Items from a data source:

------------------------------

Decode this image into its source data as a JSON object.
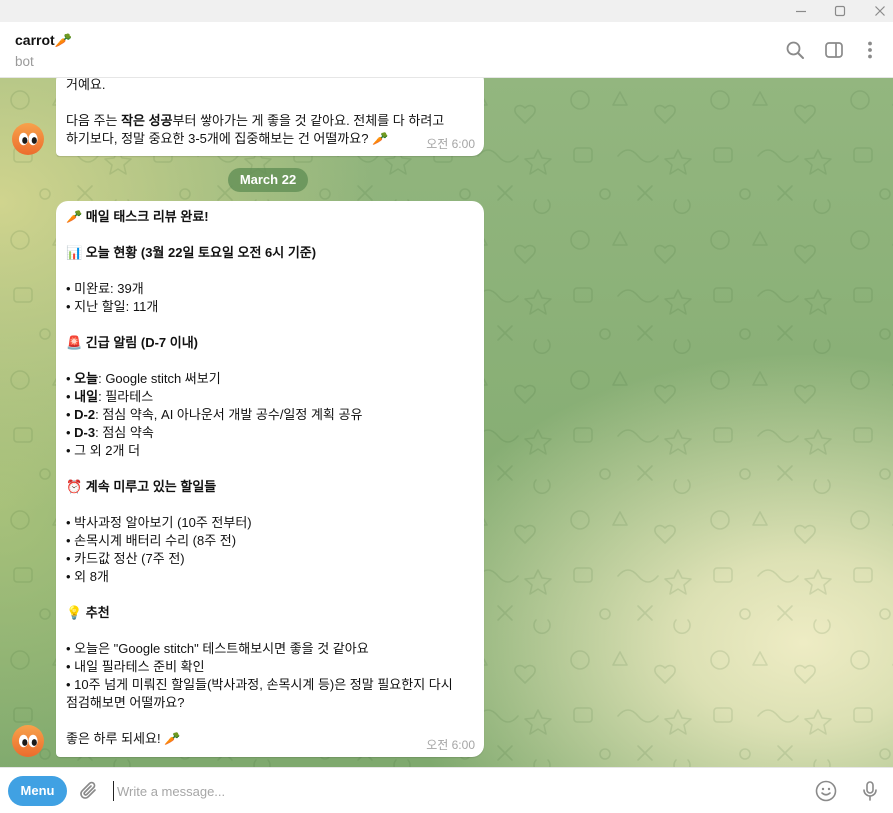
{
  "window": {
    "controls": {
      "minimize": "minimize-icon",
      "maximize": "maximize-icon",
      "close": "close-icon"
    }
  },
  "header": {
    "title": "carrot🥕",
    "subtitle": "bot",
    "actions": {
      "search": "search-icon",
      "sidebar": "sidebar-toggle-icon",
      "more": "more-vertical-icon"
    }
  },
  "chat": {
    "date_separator": "March 22",
    "messages": [
      {
        "lines": [
          [
            {
              "text": "거예요."
            }
          ],
          [],
          [
            {
              "text": "다음 주는 "
            },
            {
              "text": "작은 성공",
              "bold": true
            },
            {
              "text": "부터 쌓아가는 게 좋을 것 같아요. 전체를 다 하려고"
            }
          ],
          [
            {
              "text": "하기보다, 정말 중요한 3-5개에 집중해보는 건 어떨까요? 🥕"
            }
          ]
        ],
        "time": "오전 6:00"
      },
      {
        "lines": [
          [
            {
              "text": "🥕 매일 태스크 리뷰 완료!",
              "bold": true
            }
          ],
          [],
          [
            {
              "text": "📊 오늘 현황 (3월 22일 토요일 오전 6시 기준)",
              "bold": true
            }
          ],
          [],
          [
            {
              "text": "• 미완료: 39개"
            }
          ],
          [
            {
              "text": "• 지난 할일: 11개"
            }
          ],
          [],
          [
            {
              "text": "🚨 긴급 알림 (D-7 이내)",
              "bold": true
            }
          ],
          [],
          [
            {
              "text": "• "
            },
            {
              "text": "오늘",
              "bold": true
            },
            {
              "text": ": Google stitch 써보기"
            }
          ],
          [
            {
              "text": "• "
            },
            {
              "text": "내일",
              "bold": true
            },
            {
              "text": ": 필라테스"
            }
          ],
          [
            {
              "text": "• "
            },
            {
              "text": "D-2",
              "bold": true
            },
            {
              "text": ": 점심 약속, AI 아나운서 개발 공수/일정 계획 공유"
            }
          ],
          [
            {
              "text": "• "
            },
            {
              "text": "D-3",
              "bold": true
            },
            {
              "text": ": 점심 약속"
            }
          ],
          [
            {
              "text": "• 그 외 2개 더"
            }
          ],
          [],
          [
            {
              "text": "⏰ 계속 미루고 있는 할일들",
              "bold": true
            }
          ],
          [],
          [
            {
              "text": "• 박사과정 알아보기 (10주 전부터)"
            }
          ],
          [
            {
              "text": "• 손목시계 배터리 수리 (8주 전)"
            }
          ],
          [
            {
              "text": "• 카드값 정산 (7주 전)"
            }
          ],
          [
            {
              "text": "• 외 8개"
            }
          ],
          [],
          [
            {
              "text": "💡 추천",
              "bold": true
            }
          ],
          [],
          [
            {
              "text": "• 오늘은 \"Google stitch\" 테스트해보시면 좋을 것 같아요"
            }
          ],
          [
            {
              "text": "• 내일 필라테스 준비 확인"
            }
          ],
          [
            {
              "text": "• 10주 넘게 미뤄진 할일들(박사과정, 손목시계 등)은 정말 필요한지 다시"
            }
          ],
          [
            {
              "text": "점검해보면 어떨까요?"
            }
          ],
          [],
          [
            {
              "text": "좋은 하루 되세요! 🥕"
            }
          ]
        ],
        "time": "오전 6:00"
      }
    ]
  },
  "composer": {
    "menu_label": "Menu",
    "placeholder": "Write a message...",
    "icons": {
      "attach": "paperclip-icon",
      "emoji": "smiley-icon",
      "voice": "microphone-icon"
    }
  },
  "colors": {
    "accent": "#40a1e3",
    "bubble": "#ffffff",
    "date_pill": "#608e54",
    "time_text": "#a6a6a6",
    "icon": "#8a8a8a",
    "avatar": "#f0803a"
  }
}
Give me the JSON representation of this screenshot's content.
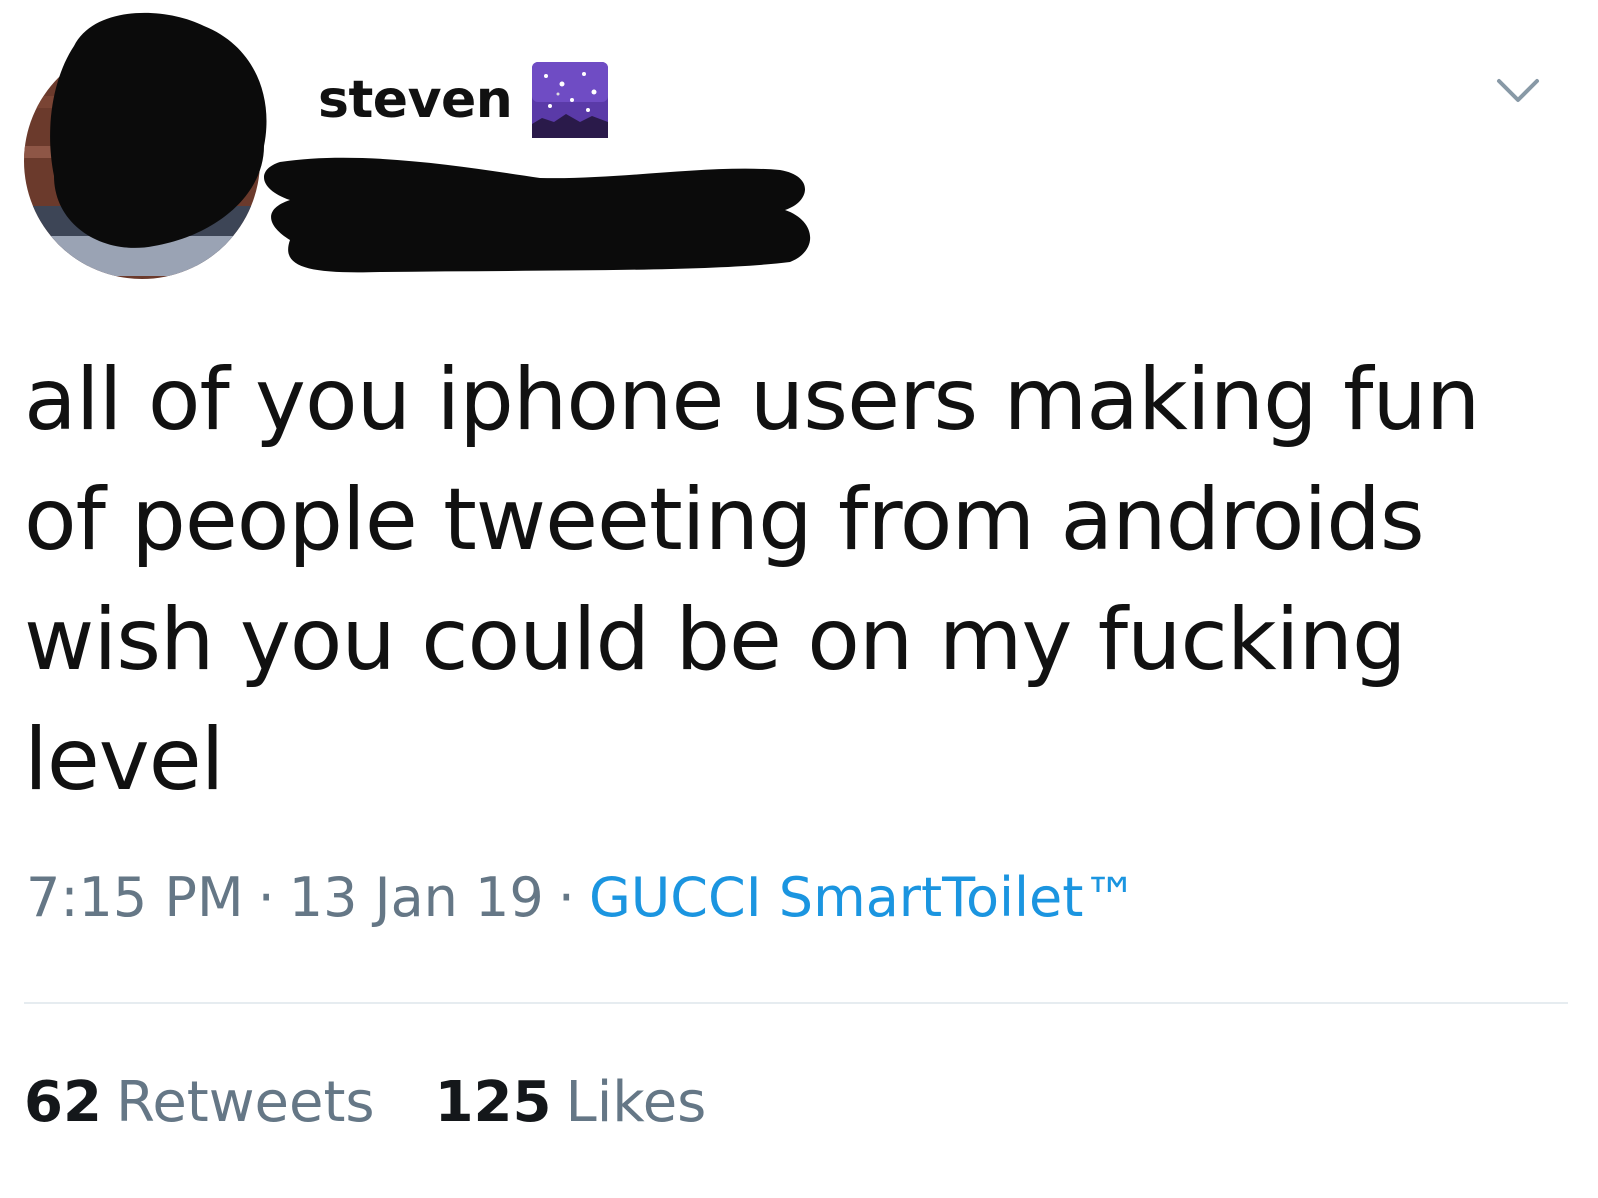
{
  "header": {
    "display_name": "steven",
    "emoji_icon": "night-sky-emoji",
    "menu_icon": "chevron-down-icon"
  },
  "tweet": {
    "text": "all of you iphone users making fun of people tweeting from androids wish you could be on my fucking level"
  },
  "meta": {
    "time": "7:15 PM",
    "separator": "·",
    "date": "13 Jan 19",
    "source": "GUCCI SmartToilet™"
  },
  "stats": {
    "retweets_count": "62",
    "retweets_label": "Retweets",
    "likes_count": "125",
    "likes_label": "Likes"
  },
  "colors": {
    "link": "#1b95e0",
    "muted": "#657786",
    "text": "#14171a"
  }
}
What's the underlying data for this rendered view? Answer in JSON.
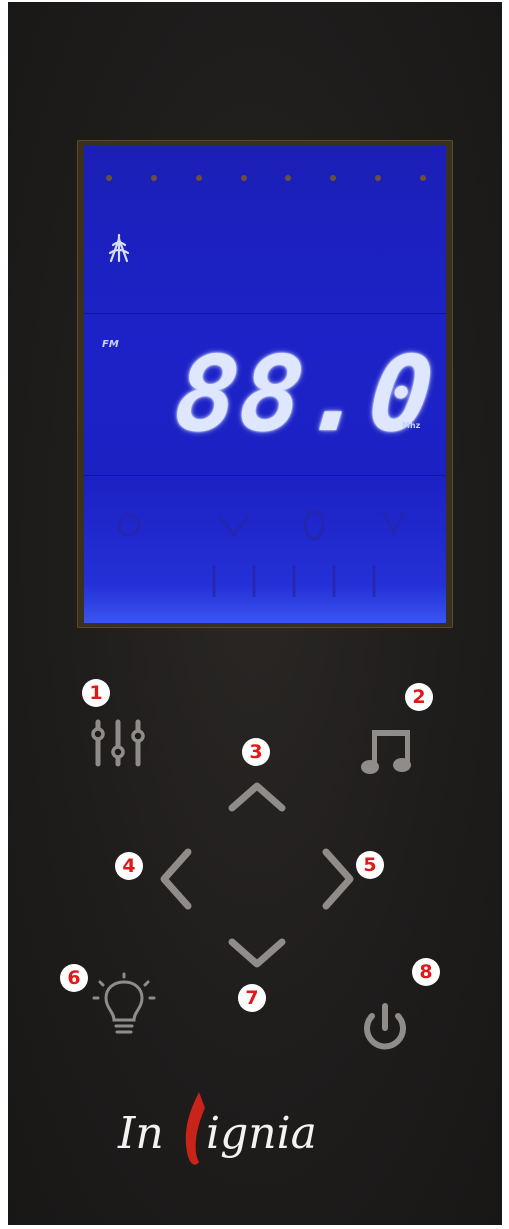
{
  "display": {
    "band": "FM",
    "frequency": "88.0",
    "unit": "Mhz"
  },
  "buttons": {
    "equalizer": {
      "badge": "1",
      "icon": "equalizer-sliders-icon"
    },
    "music": {
      "badge": "2",
      "icon": "music-note-icon"
    },
    "up": {
      "badge": "3",
      "icon": "chevron-up-icon"
    },
    "left": {
      "badge": "4",
      "icon": "chevron-left-icon"
    },
    "right": {
      "badge": "5",
      "icon": "chevron-right-icon"
    },
    "light": {
      "badge": "6",
      "icon": "lightbulb-icon"
    },
    "down": {
      "badge": "7",
      "icon": "chevron-down-icon"
    },
    "power": {
      "badge": "8",
      "icon": "power-icon"
    }
  },
  "brand": {
    "prefix": "In",
    "suffix": "ignia"
  },
  "colors": {
    "lcd_blue": "#1d22c8",
    "digit_glow": "#dfe7ff",
    "button_gray": "#8f8c89",
    "badge_red": "#e01818",
    "flame_red": "#c8241a"
  }
}
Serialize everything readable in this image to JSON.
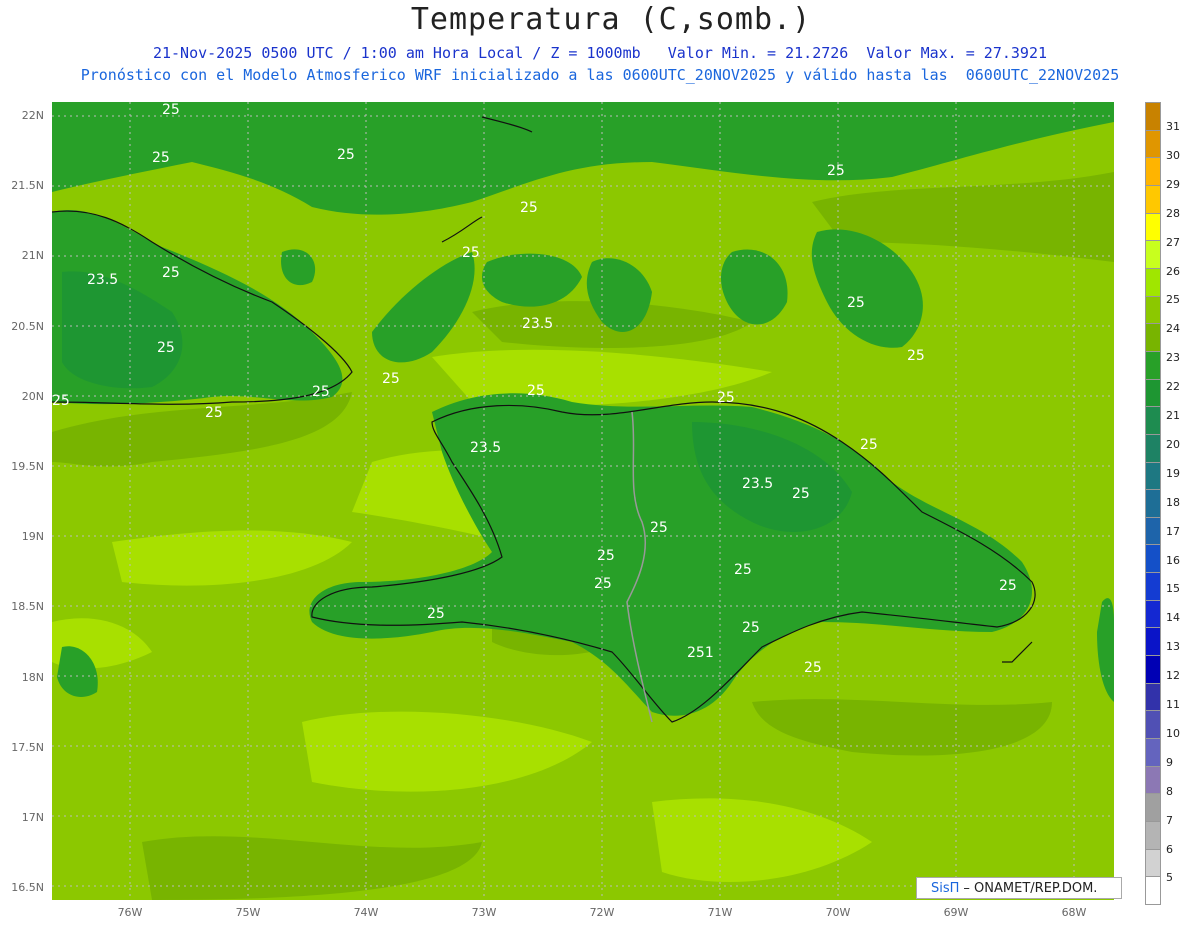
{
  "header": {
    "title": "Temperatura (C,somb.)",
    "subtitle1": "21-Nov-2025 0500 UTC / 1:00 am Hora Local / Z = 1000mb   Valor Min. = 21.2726  Valor Max. = 27.3921",
    "subtitle2": "Pronóstico con el Modelo Atmosferico WRF inicializado a las 0600UTC_20NOV2025 y válido hasta las  0600UTC_22NOV2025"
  },
  "axes": {
    "lat_labels": [
      "22N",
      "21.5N",
      "21N",
      "20.5N",
      "20N",
      "19.5N",
      "19N",
      "18.5N",
      "18N",
      "17.5N",
      "17N",
      "16.5N"
    ],
    "lon_labels": [
      "76W",
      "75W",
      "74W",
      "73W",
      "72W",
      "71W",
      "70W",
      "69W",
      "68W"
    ]
  },
  "contour_labels": [
    "25",
    "25",
    "25",
    "25",
    "25",
    "25",
    "23.5",
    "25",
    "23.5",
    "25",
    "25",
    "25",
    "25",
    "25",
    "25",
    "25",
    "25",
    "25",
    "23.5",
    "23.5",
    "25",
    "25",
    "25",
    "25",
    "25",
    "25",
    "25",
    "251",
    "25",
    "25",
    "25",
    "25",
    "25"
  ],
  "colorbar": {
    "labels": [
      "31",
      "30",
      "29",
      "28",
      "27",
      "26",
      "25",
      "24",
      "23",
      "22",
      "21",
      "20",
      "19",
      "18",
      "17",
      "16",
      "15",
      "14",
      "13",
      "12",
      "11",
      "10",
      "9",
      "8",
      "7",
      "6",
      "5"
    ],
    "colors": [
      "#c88200",
      "#e09600",
      "#ffb400",
      "#ffc800",
      "#ffff00",
      "#c8ff1e",
      "#a0e600",
      "#8cc800",
      "#78b400",
      "#28a028",
      "#1e9632",
      "#1e8c50",
      "#1e8264",
      "#1e7882",
      "#1e6e96",
      "#1e64aa",
      "#1450c8",
      "#143cd2",
      "#1428d2",
      "#0a14c8",
      "#0000b4",
      "#3232aa",
      "#5050b4",
      "#6464be",
      "#8c78b4",
      "#a0a0a0",
      "#b4b4b4",
      "#d2d2d2",
      "#ffffff"
    ]
  },
  "credit": {
    "brand": "SisΠ",
    "text": "– ONAMET/REP.DOM."
  }
}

------------------------------

• **Your objective**: Leave the pictures out, and transcribe each of the records exactly.

• **Written solution**:
Decode this image into its source data as a JSON object.
{
  "window": {
    "controls": {
      "minimize": "minimize-icon",
      "maximize": "maximize-icon",
      "close": "close-icon"
    }
  },
  "header": {
    "title": "carrot🥕",
    "subtitle": "bot",
    "actions": {
      "search": "search-icon",
      "sidebar": "sidebar-toggle-icon",
      "more": "more-vertical-icon"
    }
  },
  "chat": {
    "date_separator": "March 22",
    "messages": [
      {
        "lines": [
          [
            {
              "text": "거예요."
            }
          ],
          [],
          [
            {
              "text": "다음 주는 "
            },
            {
              "text": "작은 성공",
              "bold": true
            },
            {
              "text": "부터 쌓아가는 게 좋을 것 같아요. 전체를 다 하려고"
            }
          ],
          [
            {
              "text": "하기보다, 정말 중요한 3-5개에 집중해보는 건 어떨까요? 🥕"
            }
          ]
        ],
        "time": "오전 6:00"
      },
      {
        "lines": [
          [
            {
              "text": "🥕 매일 태스크 리뷰 완료!",
              "bold": true
            }
          ],
          [],
          [
            {
              "text": "📊 오늘 현황 (3월 22일 토요일 오전 6시 기준)",
              "bold": true
            }
          ],
          [],
          [
            {
              "text": "• 미완료: 39개"
            }
          ],
          [
            {
              "text": "• 지난 할일: 11개"
            }
          ],
          [],
          [
            {
              "text": "🚨 긴급 알림 (D-7 이내)",
              "bold": true
            }
          ],
          [],
          [
            {
              "text": "• "
            },
            {
              "text": "오늘",
              "bold": true
            },
            {
              "text": ": Google stitch 써보기"
            }
          ],
          [
            {
              "text": "• "
            },
            {
              "text": "내일",
              "bold": true
            },
            {
              "text": ": 필라테스"
            }
          ],
          [
            {
              "text": "• "
            },
            {
              "text": "D-2",
              "bold": true
            },
            {
              "text": ": 점심 약속, AI 아나운서 개발 공수/일정 계획 공유"
            }
          ],
          [
            {
              "text": "• "
            },
            {
              "text": "D-3",
              "bold": true
            },
            {
              "text": ": 점심 약속"
            }
          ],
          [
            {
              "text": "• 그 외 2개 더"
            }
          ],
          [],
          [
            {
              "text": "⏰ 계속 미루고 있는 할일들",
              "bold": true
            }
          ],
          [],
          [
            {
              "text": "• 박사과정 알아보기 (10주 전부터)"
            }
          ],
          [
            {
              "text": "• 손목시계 배터리 수리 (8주 전)"
            }
          ],
          [
            {
              "text": "• 카드값 정산 (7주 전)"
            }
          ],
          [
            {
              "text": "• 외 8개"
            }
          ],
          [],
          [
            {
              "text": "💡 추천",
              "bold": true
            }
          ],
          [],
          [
            {
              "text": "• 오늘은 \"Google stitch\" 테스트해보시면 좋을 것 같아요"
            }
          ],
          [
            {
              "text": "• 내일 필라테스 준비 확인"
            }
          ],
          [
            {
              "text": "• 10주 넘게 미뤄진 할일들(박사과정, 손목시계 등)은 정말 필요한지 다시"
            }
          ],
          [
            {
              "text": "점검해보면 어떨까요?"
            }
          ],
          [],
          [
            {
              "text": "좋은 하루 되세요! 🥕"
            }
          ]
        ],
        "time": "오전 6:00"
      }
    ]
  },
  "composer": {
    "menu_label": "Menu",
    "placeholder": "Write a message...",
    "icons": {
      "attach": "paperclip-icon",
      "emoji": "smiley-icon",
      "voice": "microphone-icon"
    }
  },
  "colors": {
    "accent": "#40a1e3",
    "bubble": "#ffffff",
    "date_pill": "#608e54",
    "time_text": "#a6a6a6",
    "icon": "#8a8a8a",
    "avatar": "#f0803a"
  }
}
Give me the JSON representation of this screenshot's content.
{
  "header": {
    "display_name": "steven",
    "emoji_icon": "night-sky-emoji",
    "menu_icon": "chevron-down-icon"
  },
  "tweet": {
    "text": "all of you iphone users making fun of people tweeting from androids wish you could be on my fucking level"
  },
  "meta": {
    "time": "7:15 PM",
    "separator": "·",
    "date": "13 Jan 19",
    "source": "GUCCI SmartToilet™"
  },
  "stats": {
    "retweets_count": "62",
    "retweets_label": "Retweets",
    "likes_count": "125",
    "likes_label": "Likes"
  },
  "colors": {
    "link": "#1b95e0",
    "muted": "#657786",
    "text": "#14171a"
  }
}
What's the underlying data for this rendered view? Answer in JSON.
{
  "display": {
    "band": "FM",
    "frequency": "88.0",
    "unit": "Mhz"
  },
  "buttons": {
    "equalizer": {
      "badge": "1",
      "icon": "equalizer-sliders-icon"
    },
    "music": {
      "badge": "2",
      "icon": "music-note-icon"
    },
    "up": {
      "badge": "3",
      "icon": "chevron-up-icon"
    },
    "left": {
      "badge": "4",
      "icon": "chevron-left-icon"
    },
    "right": {
      "badge": "5",
      "icon": "chevron-right-icon"
    },
    "light": {
      "badge": "6",
      "icon": "lightbulb-icon"
    },
    "down": {
      "badge": "7",
      "icon": "chevron-down-icon"
    },
    "power": {
      "badge": "8",
      "icon": "power-icon"
    }
  },
  "brand": {
    "prefix": "In",
    "suffix": "ignia"
  },
  "colors": {
    "lcd_blue": "#1d22c8",
    "digit_glow": "#dfe7ff",
    "button_gray": "#8f8c89",
    "badge_red": "#e01818",
    "flame_red": "#c8241a"
  }
}
Serialize everything readable in this image to JSON.
{
  "header": {
    "title": "Temperatura (C,somb.)",
    "subtitle1": "21-Nov-2025 0500 UTC / 1:00 am Hora Local / Z = 1000mb   Valor Min. = 21.2726  Valor Max. = 27.3921",
    "subtitle2": "Pronóstico con el Modelo Atmosferico WRF inicializado a las 0600UTC_20NOV2025 y válido hasta las  0600UTC_22NOV2025"
  },
  "axes": {
    "lat_labels": [
      "22N",
      "21.5N",
      "21N",
      "20.5N",
      "20N",
      "19.5N",
      "19N",
      "18.5N",
      "18N",
      "17.5N",
      "17N",
      "16.5N"
    ],
    "lon_labels": [
      "76W",
      "75W",
      "74W",
      "73W",
      "72W",
      "71W",
      "70W",
      "69W",
      "68W"
    ]
  },
  "contour_labels": [
    "25",
    "25",
    "25",
    "25",
    "25",
    "25",
    "23.5",
    "25",
    "23.5",
    "25",
    "25",
    "25",
    "25",
    "25",
    "25",
    "25",
    "25",
    "25",
    "23.5",
    "23.5",
    "25",
    "25",
    "25",
    "25",
    "25",
    "25",
    "25",
    "251",
    "25",
    "25",
    "25",
    "25",
    "25"
  ],
  "colorbar": {
    "labels": [
      "31",
      "30",
      "29",
      "28",
      "27",
      "26",
      "25",
      "24",
      "23",
      "22",
      "21",
      "20",
      "19",
      "18",
      "17",
      "16",
      "15",
      "14",
      "13",
      "12",
      "11",
      "10",
      "9",
      "8",
      "7",
      "6",
      "5"
    ],
    "colors": [
      "#c88200",
      "#e09600",
      "#ffb400",
      "#ffc800",
      "#ffff00",
      "#c8ff1e",
      "#a0e600",
      "#8cc800",
      "#78b400",
      "#28a028",
      "#1e9632",
      "#1e8c50",
      "#1e8264",
      "#1e7882",
      "#1e6e96",
      "#1e64aa",
      "#1450c8",
      "#143cd2",
      "#1428d2",
      "#0a14c8",
      "#0000b4",
      "#3232aa",
      "#5050b4",
      "#6464be",
      "#8c78b4",
      "#a0a0a0",
      "#b4b4b4",
      "#d2d2d2",
      "#ffffff"
    ]
  },
  "credit": {
    "brand": "SisΠ",
    "text": "– ONAMET/REP.DOM."
  }
}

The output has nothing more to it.